WHAT YOU HAVE TO DO: Write out the listing below without alteration, omitting its pictures.

GIVEN RECORDS:
____
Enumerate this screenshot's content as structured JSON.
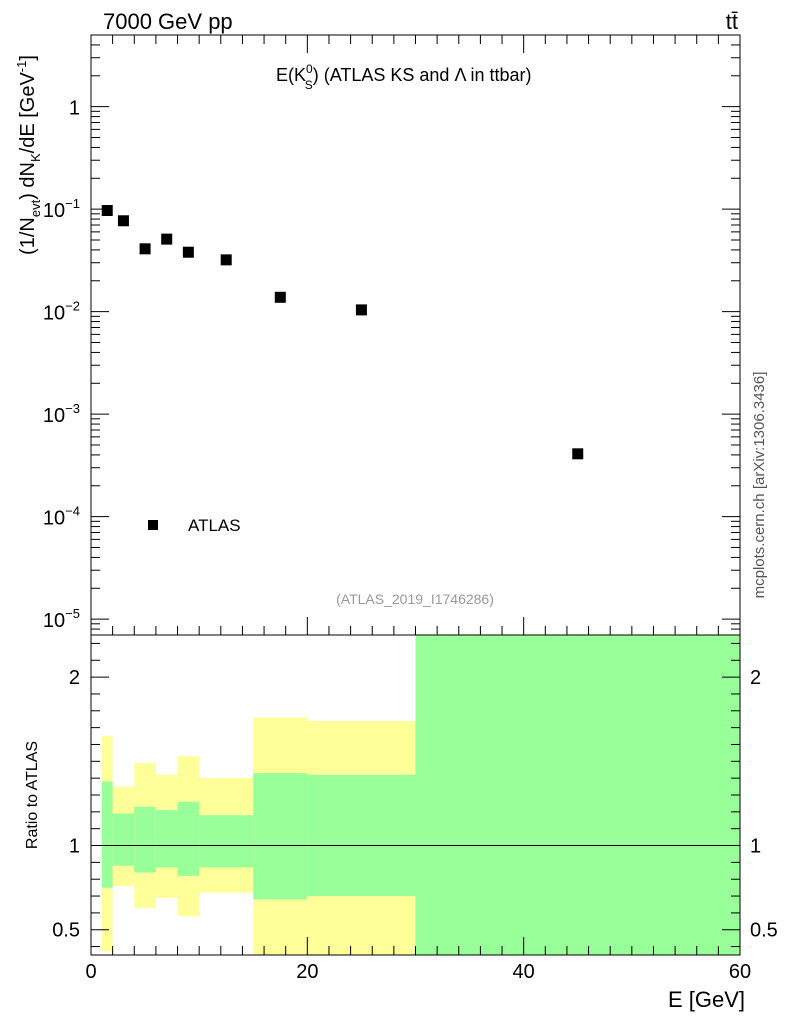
{
  "header": {
    "left": "7000 GeV pp",
    "right": "tt̄"
  },
  "side_label": "mcplots.cern.ch [arXiv:1306.3436]",
  "chart_data": [
    {
      "type": "scatter",
      "title": "E(K_S^0) (ATLAS KS and Λ in ttbar)",
      "title_parts": {
        "main": "E(K",
        "sup": "0",
        "sub": "S",
        "close": ") (ATLAS KS and Λ in ttbar)"
      },
      "watermark": "(ATLAS_2019_I1746286)",
      "ylabel_parts": {
        "a": "(1/N",
        "a_sub": "evt",
        "b": ") dN",
        "b_sub": "K",
        "c": "/dE [GeV",
        "c_sup": "-1",
        "d": "]"
      },
      "yscale": "log",
      "ylim": [
        7e-06,
        5
      ],
      "xlim": [
        0,
        60
      ],
      "y_ticks": [
        {
          "v": 1,
          "base": "1",
          "exp": ""
        },
        {
          "v": 0.1,
          "base": "10",
          "exp": "−1"
        },
        {
          "v": 0.01,
          "base": "10",
          "exp": "−2"
        },
        {
          "v": 0.001,
          "base": "10",
          "exp": "−3"
        },
        {
          "v": 0.0001,
          "base": "10",
          "exp": "−4"
        },
        {
          "v": 1e-05,
          "base": "10",
          "exp": "−5"
        }
      ],
      "series": [
        {
          "name": "ATLAS",
          "color": "#000000",
          "points": [
            {
              "x": 1.5,
              "y": 0.097
            },
            {
              "x": 3.0,
              "y": 0.077
            },
            {
              "x": 5.0,
              "y": 0.041
            },
            {
              "x": 7.0,
              "y": 0.051
            },
            {
              "x": 9.0,
              "y": 0.038
            },
            {
              "x": 12.5,
              "y": 0.032
            },
            {
              "x": 17.5,
              "y": 0.0138
            },
            {
              "x": 25.0,
              "y": 0.0104
            },
            {
              "x": 45.0,
              "y": 0.00041
            }
          ]
        }
      ],
      "legend": {
        "label": "ATLAS",
        "placement": "bottom-left"
      }
    },
    {
      "type": "area",
      "ylabel": "Ratio to ATLAS",
      "xlabel": "E [GeV]",
      "xlim": [
        0,
        60
      ],
      "ylim": [
        0.35,
        2.25
      ],
      "x_ticks": [
        0,
        20,
        40,
        60
      ],
      "y_ticks": [
        0.5,
        1,
        2
      ],
      "y_tick_labels": [
        "0.5",
        "1",
        "2"
      ],
      "reference_line": 1,
      "band_colors": {
        "outer": "#ffff99",
        "inner": "#99ff99"
      },
      "bands": [
        {
          "x0": 1,
          "x1": 2,
          "inner_lo": 0.75,
          "inner_hi": 1.38,
          "outer_lo": 0.37,
          "outer_hi": 1.65
        },
        {
          "x0": 2,
          "x1": 4,
          "inner_lo": 0.88,
          "inner_hi": 1.19,
          "outer_lo": 0.76,
          "outer_hi": 1.35
        },
        {
          "x0": 4,
          "x1": 6,
          "inner_lo": 0.84,
          "inner_hi": 1.23,
          "outer_lo": 0.63,
          "outer_hi": 1.49
        },
        {
          "x0": 6,
          "x1": 8,
          "inner_lo": 0.87,
          "inner_hi": 1.21,
          "outer_lo": 0.69,
          "outer_hi": 1.42
        },
        {
          "x0": 8,
          "x1": 10,
          "inner_lo": 0.82,
          "inner_hi": 1.26,
          "outer_lo": 0.58,
          "outer_hi": 1.53
        },
        {
          "x0": 10,
          "x1": 15,
          "inner_lo": 0.87,
          "inner_hi": 1.18,
          "outer_lo": 0.72,
          "outer_hi": 1.4
        },
        {
          "x0": 15,
          "x1": 20,
          "inner_lo": 0.68,
          "inner_hi": 1.43,
          "outer_lo": 0.35,
          "outer_hi": 1.76
        },
        {
          "x0": 20,
          "x1": 30,
          "inner_lo": 0.7,
          "inner_hi": 1.42,
          "outer_lo": 0.35,
          "outer_hi": 1.74
        },
        {
          "x0": 30,
          "x1": 60,
          "inner_lo": 0.35,
          "inner_hi": 2.25,
          "outer_lo": 0.35,
          "outer_hi": 2.25
        }
      ]
    }
  ]
}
____
SOLUTION TO THIS EXERCISE:
Enumerate this screenshot's content as structured JSON.
{
  "header": {
    "left": "7000 GeV pp",
    "right": "tt̄"
  },
  "side_label": "mcplots.cern.ch [arXiv:1306.3436]",
  "chart_data": [
    {
      "type": "scatter",
      "title": "E(K_S^0) (ATLAS KS and Λ in ttbar)",
      "title_parts": {
        "main": "E(K",
        "sup": "0",
        "sub": "S",
        "close": ") (ATLAS KS and Λ in ttbar)"
      },
      "watermark": "(ATLAS_2019_I1746286)",
      "ylabel_parts": {
        "a": "(1/N",
        "a_sub": "evt",
        "b": ") dN",
        "b_sub": "K",
        "c": "/dE [GeV",
        "c_sup": "-1",
        "d": "]"
      },
      "yscale": "log",
      "ylim": [
        7e-06,
        5
      ],
      "xlim": [
        0,
        60
      ],
      "y_ticks": [
        {
          "v": 1,
          "base": "1",
          "exp": ""
        },
        {
          "v": 0.1,
          "base": "10",
          "exp": "−1"
        },
        {
          "v": 0.01,
          "base": "10",
          "exp": "−2"
        },
        {
          "v": 0.001,
          "base": "10",
          "exp": "−3"
        },
        {
          "v": 0.0001,
          "base": "10",
          "exp": "−4"
        },
        {
          "v": 1e-05,
          "base": "10",
          "exp": "−5"
        }
      ],
      "series": [
        {
          "name": "ATLAS",
          "color": "#000000",
          "points": [
            {
              "x": 1.5,
              "y": 0.097
            },
            {
              "x": 3.0,
              "y": 0.077
            },
            {
              "x": 5.0,
              "y": 0.041
            },
            {
              "x": 7.0,
              "y": 0.051
            },
            {
              "x": 9.0,
              "y": 0.038
            },
            {
              "x": 12.5,
              "y": 0.032
            },
            {
              "x": 17.5,
              "y": 0.0138
            },
            {
              "x": 25.0,
              "y": 0.0104
            },
            {
              "x": 45.0,
              "y": 0.00041
            }
          ]
        }
      ],
      "legend": {
        "label": "ATLAS",
        "placement": "bottom-left"
      }
    },
    {
      "type": "area",
      "ylabel": "Ratio to ATLAS",
      "xlabel": "E [GeV]",
      "xlim": [
        0,
        60
      ],
      "ylim": [
        0.35,
        2.25
      ],
      "x_ticks": [
        0,
        20,
        40,
        60
      ],
      "y_ticks": [
        0.5,
        1,
        2
      ],
      "y_tick_labels": [
        "0.5",
        "1",
        "2"
      ],
      "reference_line": 1,
      "band_colors": {
        "outer": "#ffff99",
        "inner": "#99ff99"
      },
      "bands": [
        {
          "x0": 1,
          "x1": 2,
          "inner_lo": 0.75,
          "inner_hi": 1.38,
          "outer_lo": 0.37,
          "outer_hi": 1.65
        },
        {
          "x0": 2,
          "x1": 4,
          "inner_lo": 0.88,
          "inner_hi": 1.19,
          "outer_lo": 0.76,
          "outer_hi": 1.35
        },
        {
          "x0": 4,
          "x1": 6,
          "inner_lo": 0.84,
          "inner_hi": 1.23,
          "outer_lo": 0.63,
          "outer_hi": 1.49
        },
        {
          "x0": 6,
          "x1": 8,
          "inner_lo": 0.87,
          "inner_hi": 1.21,
          "outer_lo": 0.69,
          "outer_hi": 1.42
        },
        {
          "x0": 8,
          "x1": 10,
          "inner_lo": 0.82,
          "inner_hi": 1.26,
          "outer_lo": 0.58,
          "outer_hi": 1.53
        },
        {
          "x0": 10,
          "x1": 15,
          "inner_lo": 0.87,
          "inner_hi": 1.18,
          "outer_lo": 0.72,
          "outer_hi": 1.4
        },
        {
          "x0": 15,
          "x1": 20,
          "inner_lo": 0.68,
          "inner_hi": 1.43,
          "outer_lo": 0.35,
          "outer_hi": 1.76
        },
        {
          "x0": 20,
          "x1": 30,
          "inner_lo": 0.7,
          "inner_hi": 1.42,
          "outer_lo": 0.35,
          "outer_hi": 1.74
        },
        {
          "x0": 30,
          "x1": 60,
          "inner_lo": 0.35,
          "inner_hi": 2.25,
          "outer_lo": 0.35,
          "outer_hi": 2.25
        }
      ]
    }
  ]
}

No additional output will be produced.